■ GIVEN EXERCISE: Repeat the records in full and exactly, omitting pictures.

■ DATASET RECORDS:
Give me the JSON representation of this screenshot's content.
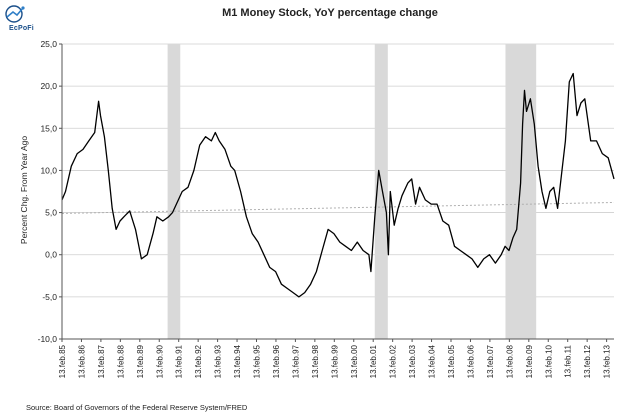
{
  "brand": {
    "logo_text": "EcPoFi"
  },
  "chart_data": {
    "type": "line",
    "title": "M1 Money Stock, YoY percentage change",
    "ylabel": "Percent Chg. From Year Ago",
    "xlabel": "",
    "source": "Source: Board of Governors of the Federal Reserve System/FRED",
    "ylim": [
      -10,
      25
    ],
    "xlim": [
      1985.12,
      2013.5
    ],
    "y_ticks": [
      -10,
      -5,
      0,
      5,
      10,
      15,
      20,
      25
    ],
    "y_tick_labels": [
      "-10,0",
      "-5,0",
      "0,0",
      "5,0",
      "10,0",
      "15,0",
      "20,0",
      "25,0"
    ],
    "x_ticks": [
      1985.12,
      1986.12,
      1987.12,
      1988.12,
      1989.12,
      1990.12,
      1991.12,
      1992.12,
      1993.12,
      1994.12,
      1995.12,
      1996.12,
      1997.12,
      1998.12,
      1999.12,
      2000.12,
      2001.12,
      2002.12,
      2003.12,
      2004.12,
      2005.12,
      2006.12,
      2007.12,
      2008.12,
      2009.12,
      2010.12,
      2011.12,
      2012.12,
      2013.12
    ],
    "x_tick_labels": [
      "13.feb.85",
      "13.feb.86",
      "13.feb.87",
      "13.feb.88",
      "13.feb.89",
      "13.feb.90",
      "13.feb.91",
      "13.feb.92",
      "13.feb.93",
      "13.feb.94",
      "13.feb.95",
      "13.feb.96",
      "13.feb.97",
      "13.feb.98",
      "13.feb.99",
      "13.feb.00",
      "13.feb.01",
      "13.feb.02",
      "13.feb.03",
      "13.feb.04",
      "13.feb.05",
      "13.feb.06",
      "13.feb.07",
      "13.feb.08",
      "13.feb.09",
      "13.feb.10",
      "13.feb.11",
      "13.feb.12",
      "13.feb.13"
    ],
    "grid": {
      "horizontal": true,
      "vertical": false
    },
    "recessions": [
      [
        1990.55,
        1991.2
      ],
      [
        2001.2,
        2001.87
      ],
      [
        2007.92,
        2009.5
      ]
    ],
    "trend": {
      "x": [
        1985.12,
        2013.5
      ],
      "y": [
        4.9,
        6.2
      ]
    },
    "series": [
      {
        "color": "#000000",
        "x": [
          1985.12,
          1985.3,
          1985.6,
          1985.9,
          1986.2,
          1986.5,
          1986.8,
          1987.0,
          1987.1,
          1987.3,
          1987.5,
          1987.7,
          1987.9,
          1988.1,
          1988.3,
          1988.6,
          1988.9,
          1989.2,
          1989.5,
          1989.8,
          1990.0,
          1990.3,
          1990.6,
          1990.8,
          1991.0,
          1991.3,
          1991.6,
          1991.9,
          1992.2,
          1992.5,
          1992.8,
          1993.0,
          1993.2,
          1993.5,
          1993.8,
          1994.0,
          1994.3,
          1994.6,
          1994.9,
          1995.2,
          1995.5,
          1995.8,
          1996.1,
          1996.4,
          1996.7,
          1997.0,
          1997.3,
          1997.6,
          1997.9,
          1998.2,
          1998.5,
          1998.8,
          1999.1,
          1999.4,
          1999.7,
          2000.0,
          2000.3,
          2000.6,
          2000.9,
          2001.0,
          2001.2,
          2001.4,
          2001.6,
          2001.8,
          2001.9,
          2002.0,
          2002.2,
          2002.4,
          2002.6,
          2002.9,
          2003.1,
          2003.3,
          2003.5,
          2003.8,
          2004.1,
          2004.4,
          2004.7,
          2005.0,
          2005.3,
          2005.6,
          2005.9,
          2006.2,
          2006.5,
          2006.8,
          2007.1,
          2007.4,
          2007.7,
          2007.9,
          2008.1,
          2008.3,
          2008.5,
          2008.7,
          2008.8,
          2008.9,
          2009.0,
          2009.2,
          2009.4,
          2009.6,
          2009.8,
          2010.0,
          2010.2,
          2010.4,
          2010.6,
          2010.8,
          2011.0,
          2011.2,
          2011.4,
          2011.6,
          2011.8,
          2012.0,
          2012.3,
          2012.6,
          2012.9,
          2013.2,
          2013.5
        ],
        "y": [
          6.5,
          7.5,
          10.5,
          12.0,
          12.5,
          13.5,
          14.5,
          18.2,
          16.5,
          14.0,
          10.0,
          5.5,
          3.0,
          4.0,
          4.5,
          5.2,
          3.0,
          -0.5,
          0.0,
          2.5,
          4.5,
          4.0,
          4.5,
          5.0,
          6.0,
          7.5,
          8.0,
          10.0,
          13.0,
          14.0,
          13.5,
          14.5,
          13.5,
          12.5,
          10.5,
          10.0,
          7.5,
          4.5,
          2.5,
          1.5,
          0.0,
          -1.5,
          -2.0,
          -3.5,
          -4.0,
          -4.5,
          -5.0,
          -4.5,
          -3.5,
          -2.0,
          0.5,
          3.0,
          2.5,
          1.5,
          1.0,
          0.5,
          1.5,
          0.5,
          0.0,
          -2.0,
          4.5,
          10.0,
          7.5,
          5.0,
          0.0,
          7.5,
          3.5,
          5.5,
          7.0,
          8.5,
          9.0,
          6.0,
          8.0,
          6.5,
          6.0,
          6.0,
          4.0,
          3.5,
          1.0,
          0.5,
          0.0,
          -0.5,
          -1.5,
          -0.5,
          0.0,
          -1.0,
          0.0,
          1.0,
          0.5,
          2.0,
          3.0,
          8.5,
          15.5,
          19.5,
          17.0,
          18.5,
          15.5,
          10.5,
          7.5,
          5.5,
          7.5,
          8.0,
          5.5,
          9.5,
          13.5,
          20.5,
          21.5,
          16.5,
          18.0,
          18.5,
          13.5,
          13.5,
          12.0,
          11.5,
          9.0
        ]
      }
    ]
  }
}
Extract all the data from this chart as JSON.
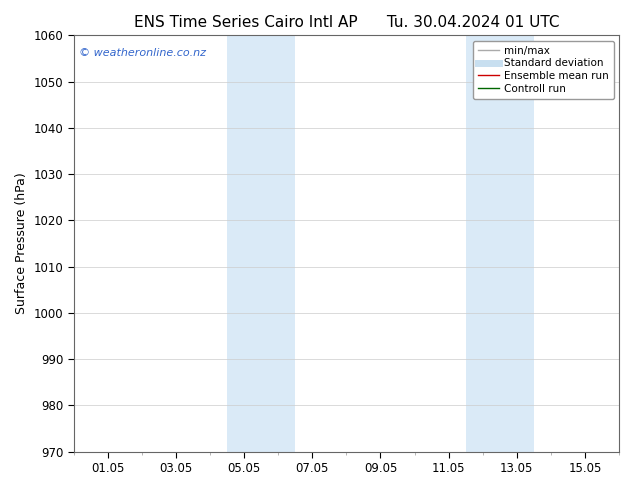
{
  "title_left": "ENS Time Series Cairo Intl AP",
  "title_right": "Tu. 30.04.2024 01 UTC",
  "ylabel": "Surface Pressure (hPa)",
  "ylim": [
    970,
    1060
  ],
  "yticks": [
    970,
    980,
    990,
    1000,
    1010,
    1020,
    1030,
    1040,
    1050,
    1060
  ],
  "xtick_labels": [
    "01.05",
    "03.05",
    "05.05",
    "07.05",
    "09.05",
    "11.05",
    "13.05",
    "15.05"
  ],
  "xtick_positions": [
    0,
    2,
    4,
    6,
    8,
    10,
    12,
    14
  ],
  "xmin": -1,
  "xmax": 15,
  "shaded_bands": [
    {
      "x_start": 3.5,
      "x_end": 5.5
    },
    {
      "x_start": 10.5,
      "x_end": 12.5
    }
  ],
  "shade_color": "#daeaf7",
  "watermark_text": "© weatheronline.co.nz",
  "watermark_color": "#3366cc",
  "legend_items": [
    {
      "label": "min/max",
      "color": "#aaaaaa",
      "lw": 1.0
    },
    {
      "label": "Standard deviation",
      "color": "#c8dff0",
      "lw": 5
    },
    {
      "label": "Ensemble mean run",
      "color": "#cc0000",
      "lw": 1.0
    },
    {
      "label": "Controll run",
      "color": "#006600",
      "lw": 1.0
    }
  ],
  "bg_color": "#ffffff",
  "grid_color": "#cccccc",
  "title_fontsize": 11,
  "tick_fontsize": 8.5,
  "ylabel_fontsize": 9
}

■ PROBLEM SOLUTION:
Give me the JSON representation of this screenshot's content.
{
  "brand": {
    "logo_text": "EcPoFi"
  },
  "chart_data": {
    "type": "line",
    "title": "M1 Money Stock, YoY percentage change",
    "ylabel": "Percent Chg. From Year Ago",
    "xlabel": "",
    "source": "Source: Board of Governors of the Federal Reserve System/FRED",
    "ylim": [
      -10,
      25
    ],
    "xlim": [
      1985.12,
      2013.5
    ],
    "y_ticks": [
      -10,
      -5,
      0,
      5,
      10,
      15,
      20,
      25
    ],
    "y_tick_labels": [
      "-10,0",
      "-5,0",
      "0,0",
      "5,0",
      "10,0",
      "15,0",
      "20,0",
      "25,0"
    ],
    "x_ticks": [
      1985.12,
      1986.12,
      1987.12,
      1988.12,
      1989.12,
      1990.12,
      1991.12,
      1992.12,
      1993.12,
      1994.12,
      1995.12,
      1996.12,
      1997.12,
      1998.12,
      1999.12,
      2000.12,
      2001.12,
      2002.12,
      2003.12,
      2004.12,
      2005.12,
      2006.12,
      2007.12,
      2008.12,
      2009.12,
      2010.12,
      2011.12,
      2012.12,
      2013.12
    ],
    "x_tick_labels": [
      "13.feb.85",
      "13.feb.86",
      "13.feb.87",
      "13.feb.88",
      "13.feb.89",
      "13.feb.90",
      "13.feb.91",
      "13.feb.92",
      "13.feb.93",
      "13.feb.94",
      "13.feb.95",
      "13.feb.96",
      "13.feb.97",
      "13.feb.98",
      "13.feb.99",
      "13.feb.00",
      "13.feb.01",
      "13.feb.02",
      "13.feb.03",
      "13.feb.04",
      "13.feb.05",
      "13.feb.06",
      "13.feb.07",
      "13.feb.08",
      "13.feb.09",
      "13.feb.10",
      "13.feb.11",
      "13.feb.12",
      "13.feb.13"
    ],
    "grid": {
      "horizontal": true,
      "vertical": false
    },
    "recessions": [
      [
        1990.55,
        1991.2
      ],
      [
        2001.2,
        2001.87
      ],
      [
        2007.92,
        2009.5
      ]
    ],
    "trend": {
      "x": [
        1985.12,
        2013.5
      ],
      "y": [
        4.9,
        6.2
      ]
    },
    "series": [
      {
        "color": "#000000",
        "x": [
          1985.12,
          1985.3,
          1985.6,
          1985.9,
          1986.2,
          1986.5,
          1986.8,
          1987.0,
          1987.1,
          1987.3,
          1987.5,
          1987.7,
          1987.9,
          1988.1,
          1988.3,
          1988.6,
          1988.9,
          1989.2,
          1989.5,
          1989.8,
          1990.0,
          1990.3,
          1990.6,
          1990.8,
          1991.0,
          1991.3,
          1991.6,
          1991.9,
          1992.2,
          1992.5,
          1992.8,
          1993.0,
          1993.2,
          1993.5,
          1993.8,
          1994.0,
          1994.3,
          1994.6,
          1994.9,
          1995.2,
          1995.5,
          1995.8,
          1996.1,
          1996.4,
          1996.7,
          1997.0,
          1997.3,
          1997.6,
          1997.9,
          1998.2,
          1998.5,
          1998.8,
          1999.1,
          1999.4,
          1999.7,
          2000.0,
          2000.3,
          2000.6,
          2000.9,
          2001.0,
          2001.2,
          2001.4,
          2001.6,
          2001.8,
          2001.9,
          2002.0,
          2002.2,
          2002.4,
          2002.6,
          2002.9,
          2003.1,
          2003.3,
          2003.5,
          2003.8,
          2004.1,
          2004.4,
          2004.7,
          2005.0,
          2005.3,
          2005.6,
          2005.9,
          2006.2,
          2006.5,
          2006.8,
          2007.1,
          2007.4,
          2007.7,
          2007.9,
          2008.1,
          2008.3,
          2008.5,
          2008.7,
          2008.8,
          2008.9,
          2009.0,
          2009.2,
          2009.4,
          2009.6,
          2009.8,
          2010.0,
          2010.2,
          2010.4,
          2010.6,
          2010.8,
          2011.0,
          2011.2,
          2011.4,
          2011.6,
          2011.8,
          2012.0,
          2012.3,
          2012.6,
          2012.9,
          2013.2,
          2013.5
        ],
        "y": [
          6.5,
          7.5,
          10.5,
          12.0,
          12.5,
          13.5,
          14.5,
          18.2,
          16.5,
          14.0,
          10.0,
          5.5,
          3.0,
          4.0,
          4.5,
          5.2,
          3.0,
          -0.5,
          0.0,
          2.5,
          4.5,
          4.0,
          4.5,
          5.0,
          6.0,
          7.5,
          8.0,
          10.0,
          13.0,
          14.0,
          13.5,
          14.5,
          13.5,
          12.5,
          10.5,
          10.0,
          7.5,
          4.5,
          2.5,
          1.5,
          0.0,
          -1.5,
          -2.0,
          -3.5,
          -4.0,
          -4.5,
          -5.0,
          -4.5,
          -3.5,
          -2.0,
          0.5,
          3.0,
          2.5,
          1.5,
          1.0,
          0.5,
          1.5,
          0.5,
          0.0,
          -2.0,
          4.5,
          10.0,
          7.5,
          5.0,
          0.0,
          7.5,
          3.5,
          5.5,
          7.0,
          8.5,
          9.0,
          6.0,
          8.0,
          6.5,
          6.0,
          6.0,
          4.0,
          3.5,
          1.0,
          0.5,
          0.0,
          -0.5,
          -1.5,
          -0.5,
          0.0,
          -1.0,
          0.0,
          1.0,
          0.5,
          2.0,
          3.0,
          8.5,
          15.5,
          19.5,
          17.0,
          18.5,
          15.5,
          10.5,
          7.5,
          5.5,
          7.5,
          8.0,
          5.5,
          9.5,
          13.5,
          20.5,
          21.5,
          16.5,
          18.0,
          18.5,
          13.5,
          13.5,
          12.0,
          11.5,
          9.0
        ]
      }
    ]
  }
}
Extract all the data from this chart as JSON.
{
  "title_left": "ENS Time Series Cairo Intl AP",
  "title_right": "Tu. 30.04.2024 01 UTC",
  "ylabel": "Surface Pressure (hPa)",
  "ylim": [
    970,
    1060
  ],
  "yticks": [
    970,
    980,
    990,
    1000,
    1010,
    1020,
    1030,
    1040,
    1050,
    1060
  ],
  "xtick_labels": [
    "01.05",
    "03.05",
    "05.05",
    "07.05",
    "09.05",
    "11.05",
    "13.05",
    "15.05"
  ],
  "xtick_positions": [
    0,
    2,
    4,
    6,
    8,
    10,
    12,
    14
  ],
  "xmin": -1,
  "xmax": 15,
  "shaded_bands": [
    {
      "x_start": 3.5,
      "x_end": 5.5
    },
    {
      "x_start": 10.5,
      "x_end": 12.5
    }
  ],
  "shade_color": "#daeaf7",
  "watermark_text": "© weatheronline.co.nz",
  "watermark_color": "#3366cc",
  "legend_items": [
    {
      "label": "min/max",
      "color": "#aaaaaa",
      "lw": 1.0
    },
    {
      "label": "Standard deviation",
      "color": "#c8dff0",
      "lw": 5
    },
    {
      "label": "Ensemble mean run",
      "color": "#cc0000",
      "lw": 1.0
    },
    {
      "label": "Controll run",
      "color": "#006600",
      "lw": 1.0
    }
  ],
  "bg_color": "#ffffff",
  "grid_color": "#cccccc",
  "title_fontsize": 11,
  "tick_fontsize": 8.5,
  "ylabel_fontsize": 9
}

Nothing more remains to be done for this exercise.